The problem:
Each entry below is to be transcribed exactly.
────────
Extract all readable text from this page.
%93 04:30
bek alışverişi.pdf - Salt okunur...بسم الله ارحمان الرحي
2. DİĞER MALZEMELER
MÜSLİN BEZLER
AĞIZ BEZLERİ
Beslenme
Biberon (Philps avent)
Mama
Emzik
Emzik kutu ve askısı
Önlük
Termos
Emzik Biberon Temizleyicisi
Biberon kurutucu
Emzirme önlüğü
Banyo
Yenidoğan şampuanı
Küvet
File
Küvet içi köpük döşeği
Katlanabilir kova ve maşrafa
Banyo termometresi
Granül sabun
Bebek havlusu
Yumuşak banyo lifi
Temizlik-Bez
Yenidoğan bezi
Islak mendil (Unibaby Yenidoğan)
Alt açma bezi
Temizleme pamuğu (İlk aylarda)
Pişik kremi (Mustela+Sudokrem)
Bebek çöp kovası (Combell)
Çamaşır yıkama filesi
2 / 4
────────
Full solution:
Extract all readable text from this page.
%93 04:30
bek alışverişi.pdf - Salt okunur...بسم الله ارحمان الرحي
2. DİĞER MALZEMELER
MÜSLİN BEZLER
AĞIZ BEZLERİ
Beslenme
Biberon (Philps avent)
Mama
Emzik
Emzik kutu ve askısı
Önlük
Termos
Emzik Biberon Temizleyicisi
Biberon kurutucu
Emzirme önlüğü
Banyo
Yenidoğan şampuanı
Küvet
File
Küvet içi köpük döşeği
Katlanabilir kova ve maşrafa
Banyo termometresi
Granül sabun
Bebek havlusu
Yumuşak banyo lifi
Temizlik-Bez
Yenidoğan bezi
Islak mendil (Unibaby Yenidoğan)
Alt açma bezi
Temizleme pamuğu (İlk aylarda)
Pişik kremi (Mustela+Sudokrem)
Bebek çöp kovası (Combell)
Çamaşır yıkama filesi
2 / 4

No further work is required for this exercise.